Required task: Everything in the listing except the pictures should be written out exactly.
** begin Recorded data **
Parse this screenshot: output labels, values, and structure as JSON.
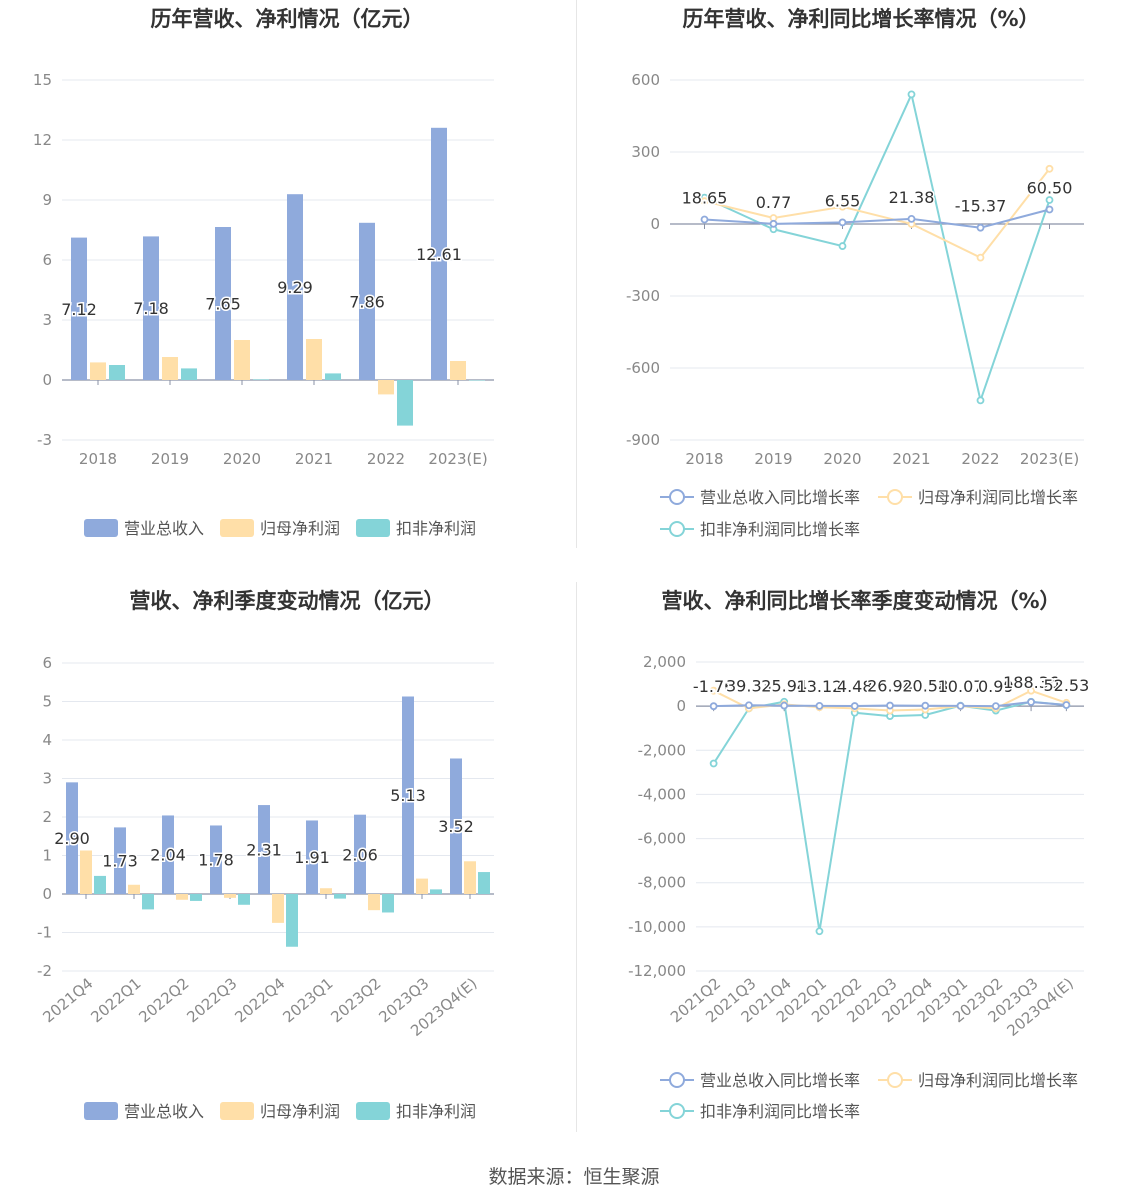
{
  "source": "数据来源：恒生聚源",
  "colors": {
    "revenue": "#8faadc",
    "net_profit": "#ffdfa8",
    "deducted_profit": "#84d4d8"
  },
  "chart_data": [
    {
      "type": "bar",
      "title": "历年营收、净利情况（亿元）",
      "categories": [
        "2018",
        "2019",
        "2020",
        "2021",
        "2022",
        "2023(E)"
      ],
      "ylim": [
        -3,
        15
      ],
      "yticks": [
        15,
        12,
        9,
        6,
        3,
        0,
        -3
      ],
      "series": [
        {
          "name": "营业总收入",
          "values": [
            7.12,
            7.18,
            7.65,
            9.29,
            7.86,
            12.61
          ],
          "labels": [
            "7.12",
            "7.18",
            "7.65",
            "9.29",
            "7.86",
            "12.61"
          ]
        },
        {
          "name": "归母净利润",
          "values": [
            0.88,
            1.15,
            2.0,
            2.05,
            -0.72,
            0.95
          ]
        },
        {
          "name": "扣非净利润",
          "values": [
            0.75,
            0.58,
            0.03,
            0.33,
            -2.28,
            0.0
          ]
        }
      ],
      "grid": true,
      "legend": "bottom"
    },
    {
      "type": "line",
      "title": "历年营收、净利同比增长率情况（%）",
      "categories": [
        "2018",
        "2019",
        "2020",
        "2021",
        "2022",
        "2023(E)"
      ],
      "ylim": [
        -900,
        600
      ],
      "yticks": [
        600,
        300,
        0,
        -300,
        -600,
        -900
      ],
      "series": [
        {
          "name": "营业总收入同比增长率",
          "values": [
            18.65,
            0.77,
            6.55,
            21.38,
            -15.37,
            60.5
          ],
          "labels": [
            "18.65",
            "0.77",
            "6.55",
            "21.38",
            "-15.37",
            "60.50"
          ]
        },
        {
          "name": "归母净利润同比增长率",
          "values": [
            95,
            25,
            72,
            0,
            -140,
            230
          ]
        },
        {
          "name": "扣非净利润同比增长率",
          "values": [
            110,
            -22,
            -92,
            540,
            -735,
            100
          ]
        }
      ],
      "grid": true,
      "legend": "bottom"
    },
    {
      "type": "bar",
      "title": "营收、净利季度变动情况（亿元）",
      "categories": [
        "2021Q4",
        "2022Q1",
        "2022Q2",
        "2022Q3",
        "2022Q4",
        "2023Q1",
        "2023Q2",
        "2023Q3",
        "2023Q4(E)"
      ],
      "ylim": [
        -2,
        6
      ],
      "yticks": [
        6,
        5,
        4,
        3,
        2,
        1,
        0,
        -1,
        -2
      ],
      "series": [
        {
          "name": "营业总收入",
          "values": [
            2.9,
            1.73,
            2.04,
            1.78,
            2.31,
            1.91,
            2.06,
            5.13,
            3.52
          ],
          "labels": [
            "2.90",
            "1.73",
            "2.04",
            "1.78",
            "2.31",
            "1.91",
            "2.06",
            "5.13",
            "3.52"
          ]
        },
        {
          "name": "归母净利润",
          "values": [
            1.13,
            0.24,
            -0.15,
            -0.1,
            -0.75,
            0.15,
            -0.42,
            0.4,
            0.85
          ]
        },
        {
          "name": "扣非净利润",
          "values": [
            0.47,
            -0.4,
            -0.18,
            -0.28,
            -1.37,
            -0.12,
            -0.48,
            0.12,
            0.57
          ]
        }
      ],
      "grid": true,
      "legend": "bottom"
    },
    {
      "type": "line",
      "title": "营收、净利同比增长率季度变动情况（%）",
      "categories": [
        "2021Q2",
        "2021Q3",
        "2021Q4",
        "2022Q1",
        "2022Q2",
        "2022Q3",
        "2022Q4",
        "2023Q1",
        "2023Q2",
        "2023Q3",
        "2023Q4(E)"
      ],
      "ylim": [
        -12000,
        2000
      ],
      "yticks": [
        2000,
        0,
        -2000,
        -4000,
        -6000,
        -8000,
        -10000,
        -12000
      ],
      "ytick_labels": [
        "2,000",
        "0",
        "-2,000",
        "-4,000",
        "-6,000",
        "-8,000",
        "-10,000",
        "-12,000"
      ],
      "series": [
        {
          "name": "营业总收入同比增长率",
          "values": [
            -1.76,
            39.33,
            25.94,
            13.12,
            4.48,
            26.94,
            20.58,
            10.07,
            0.99,
            188.36,
            52.53
          ],
          "labels": [
            "-1.76",
            "39.33",
            "25.94",
            "13.12",
            "4.48",
            "26.94",
            "20.58",
            "10.07",
            "0.99",
            "188.36",
            "52.53"
          ]
        },
        {
          "name": "归母净利润同比增长率",
          "values": [
            700,
            -100,
            80,
            -50,
            -100,
            -200,
            -150,
            0,
            -100,
            700,
            150
          ]
        },
        {
          "name": "扣非净利润同比增长率",
          "values": [
            -2600,
            -100,
            200,
            -10200,
            -300,
            -450,
            -400,
            20,
            -200,
            200,
            50
          ]
        }
      ],
      "grid": true,
      "legend": "bottom"
    }
  ]
}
** end Recorded data **
Solution:
Parse this screenshot: output labels, values, and structure as JSON.
{
  "source": "数据来源：恒生聚源",
  "colors": {
    "revenue": "#8faadc",
    "net_profit": "#ffdfa8",
    "deducted_profit": "#84d4d8"
  },
  "chart_data": [
    {
      "type": "bar",
      "title": "历年营收、净利情况（亿元）",
      "categories": [
        "2018",
        "2019",
        "2020",
        "2021",
        "2022",
        "2023(E)"
      ],
      "ylim": [
        -3,
        15
      ],
      "yticks": [
        15,
        12,
        9,
        6,
        3,
        0,
        -3
      ],
      "series": [
        {
          "name": "营业总收入",
          "values": [
            7.12,
            7.18,
            7.65,
            9.29,
            7.86,
            12.61
          ],
          "labels": [
            "7.12",
            "7.18",
            "7.65",
            "9.29",
            "7.86",
            "12.61"
          ]
        },
        {
          "name": "归母净利润",
          "values": [
            0.88,
            1.15,
            2.0,
            2.05,
            -0.72,
            0.95
          ]
        },
        {
          "name": "扣非净利润",
          "values": [
            0.75,
            0.58,
            0.03,
            0.33,
            -2.28,
            0.0
          ]
        }
      ],
      "grid": true,
      "legend": "bottom"
    },
    {
      "type": "line",
      "title": "历年营收、净利同比增长率情况（%）",
      "categories": [
        "2018",
        "2019",
        "2020",
        "2021",
        "2022",
        "2023(E)"
      ],
      "ylim": [
        -900,
        600
      ],
      "yticks": [
        600,
        300,
        0,
        -300,
        -600,
        -900
      ],
      "series": [
        {
          "name": "营业总收入同比增长率",
          "values": [
            18.65,
            0.77,
            6.55,
            21.38,
            -15.37,
            60.5
          ],
          "labels": [
            "18.65",
            "0.77",
            "6.55",
            "21.38",
            "-15.37",
            "60.50"
          ]
        },
        {
          "name": "归母净利润同比增长率",
          "values": [
            95,
            25,
            72,
            0,
            -140,
            230
          ]
        },
        {
          "name": "扣非净利润同比增长率",
          "values": [
            110,
            -22,
            -92,
            540,
            -735,
            100
          ]
        }
      ],
      "grid": true,
      "legend": "bottom"
    },
    {
      "type": "bar",
      "title": "营收、净利季度变动情况（亿元）",
      "categories": [
        "2021Q4",
        "2022Q1",
        "2022Q2",
        "2022Q3",
        "2022Q4",
        "2023Q1",
        "2023Q2",
        "2023Q3",
        "2023Q4(E)"
      ],
      "ylim": [
        -2,
        6
      ],
      "yticks": [
        6,
        5,
        4,
        3,
        2,
        1,
        0,
        -1,
        -2
      ],
      "series": [
        {
          "name": "营业总收入",
          "values": [
            2.9,
            1.73,
            2.04,
            1.78,
            2.31,
            1.91,
            2.06,
            5.13,
            3.52
          ],
          "labels": [
            "2.90",
            "1.73",
            "2.04",
            "1.78",
            "2.31",
            "1.91",
            "2.06",
            "5.13",
            "3.52"
          ]
        },
        {
          "name": "归母净利润",
          "values": [
            1.13,
            0.24,
            -0.15,
            -0.1,
            -0.75,
            0.15,
            -0.42,
            0.4,
            0.85
          ]
        },
        {
          "name": "扣非净利润",
          "values": [
            0.47,
            -0.4,
            -0.18,
            -0.28,
            -1.37,
            -0.12,
            -0.48,
            0.12,
            0.57
          ]
        }
      ],
      "grid": true,
      "legend": "bottom"
    },
    {
      "type": "line",
      "title": "营收、净利同比增长率季度变动情况（%）",
      "categories": [
        "2021Q2",
        "2021Q3",
        "2021Q4",
        "2022Q1",
        "2022Q2",
        "2022Q3",
        "2022Q4",
        "2023Q1",
        "2023Q2",
        "2023Q3",
        "2023Q4(E)"
      ],
      "ylim": [
        -12000,
        2000
      ],
      "yticks": [
        2000,
        0,
        -2000,
        -4000,
        -6000,
        -8000,
        -10000,
        -12000
      ],
      "ytick_labels": [
        "2,000",
        "0",
        "-2,000",
        "-4,000",
        "-6,000",
        "-8,000",
        "-10,000",
        "-12,000"
      ],
      "series": [
        {
          "name": "营业总收入同比增长率",
          "values": [
            -1.76,
            39.33,
            25.94,
            13.12,
            4.48,
            26.94,
            20.58,
            10.07,
            0.99,
            188.36,
            52.53
          ],
          "labels": [
            "-1.76",
            "39.33",
            "25.94",
            "13.12",
            "4.48",
            "26.94",
            "20.58",
            "10.07",
            "0.99",
            "188.36",
            "52.53"
          ]
        },
        {
          "name": "归母净利润同比增长率",
          "values": [
            700,
            -100,
            80,
            -50,
            -100,
            -200,
            -150,
            0,
            -100,
            700,
            150
          ]
        },
        {
          "name": "扣非净利润同比增长率",
          "values": [
            -2600,
            -100,
            200,
            -10200,
            -300,
            -450,
            -400,
            20,
            -200,
            200,
            50
          ]
        }
      ],
      "grid": true,
      "legend": "bottom"
    }
  ]
}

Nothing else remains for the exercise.